:: Material provided

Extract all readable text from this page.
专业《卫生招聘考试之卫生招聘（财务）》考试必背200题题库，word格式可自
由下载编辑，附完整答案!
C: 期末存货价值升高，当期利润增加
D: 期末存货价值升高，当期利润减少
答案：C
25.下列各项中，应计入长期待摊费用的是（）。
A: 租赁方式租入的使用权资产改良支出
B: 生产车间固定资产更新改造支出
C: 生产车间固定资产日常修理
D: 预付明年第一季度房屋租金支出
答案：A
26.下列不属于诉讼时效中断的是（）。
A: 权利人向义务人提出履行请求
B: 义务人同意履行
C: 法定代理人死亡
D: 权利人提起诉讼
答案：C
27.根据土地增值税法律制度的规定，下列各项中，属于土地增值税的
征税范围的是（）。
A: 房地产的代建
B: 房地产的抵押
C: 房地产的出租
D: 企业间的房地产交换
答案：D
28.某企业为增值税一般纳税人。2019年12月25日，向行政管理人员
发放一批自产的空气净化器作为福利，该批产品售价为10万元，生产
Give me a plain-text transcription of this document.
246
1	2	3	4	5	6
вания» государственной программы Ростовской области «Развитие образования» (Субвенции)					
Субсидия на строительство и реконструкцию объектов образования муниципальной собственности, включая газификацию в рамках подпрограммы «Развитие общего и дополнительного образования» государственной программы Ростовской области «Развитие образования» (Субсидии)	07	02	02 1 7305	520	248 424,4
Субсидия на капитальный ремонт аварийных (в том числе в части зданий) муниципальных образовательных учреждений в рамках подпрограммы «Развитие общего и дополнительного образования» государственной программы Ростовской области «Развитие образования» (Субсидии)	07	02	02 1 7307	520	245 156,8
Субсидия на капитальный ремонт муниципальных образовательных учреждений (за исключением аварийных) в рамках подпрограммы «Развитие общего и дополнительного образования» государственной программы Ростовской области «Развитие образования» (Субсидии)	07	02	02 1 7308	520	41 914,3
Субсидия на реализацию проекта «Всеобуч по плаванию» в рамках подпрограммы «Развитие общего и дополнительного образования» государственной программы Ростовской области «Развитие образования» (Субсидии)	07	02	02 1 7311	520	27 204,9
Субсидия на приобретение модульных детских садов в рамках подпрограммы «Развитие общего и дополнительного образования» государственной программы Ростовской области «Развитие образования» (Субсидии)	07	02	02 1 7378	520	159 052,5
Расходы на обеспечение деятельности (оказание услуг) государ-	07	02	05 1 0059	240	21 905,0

::::
:: Material provided

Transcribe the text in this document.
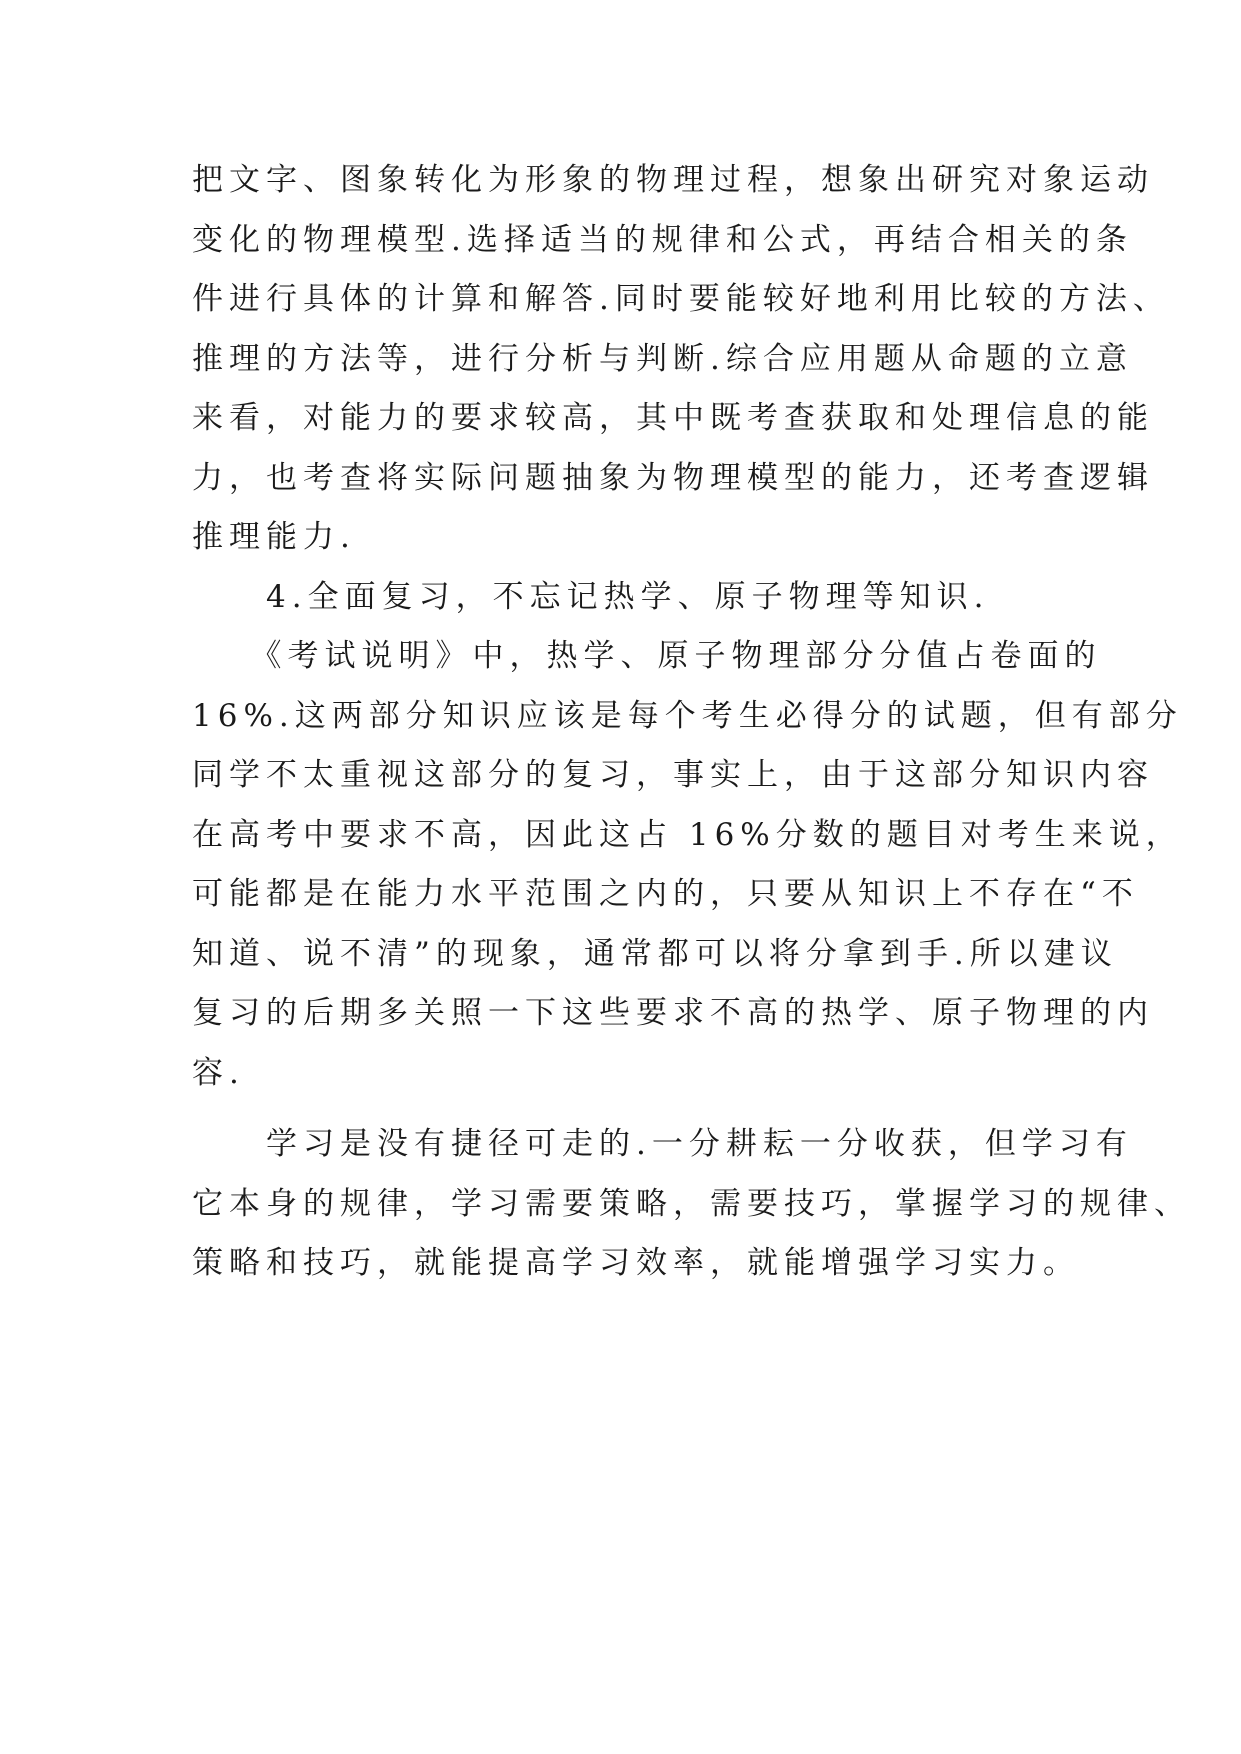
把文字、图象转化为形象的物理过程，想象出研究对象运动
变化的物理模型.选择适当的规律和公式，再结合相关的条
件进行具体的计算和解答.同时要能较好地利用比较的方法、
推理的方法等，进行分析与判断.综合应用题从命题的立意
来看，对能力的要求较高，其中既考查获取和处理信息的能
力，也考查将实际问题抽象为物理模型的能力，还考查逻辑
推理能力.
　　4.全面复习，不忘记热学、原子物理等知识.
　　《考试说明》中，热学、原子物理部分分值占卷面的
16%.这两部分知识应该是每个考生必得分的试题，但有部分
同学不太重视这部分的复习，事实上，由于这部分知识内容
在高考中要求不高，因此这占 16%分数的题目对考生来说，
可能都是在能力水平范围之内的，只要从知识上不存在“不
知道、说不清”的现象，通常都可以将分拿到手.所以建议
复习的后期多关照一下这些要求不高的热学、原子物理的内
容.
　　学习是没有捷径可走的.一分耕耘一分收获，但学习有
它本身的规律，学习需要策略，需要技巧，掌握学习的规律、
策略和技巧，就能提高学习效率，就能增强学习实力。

::::

* Stated problem
Identify every line where the string "this" appears.

* In response
Extract all readable text from this page.
Give me a plain-text transcription of this document.
Transcribe the text in this document.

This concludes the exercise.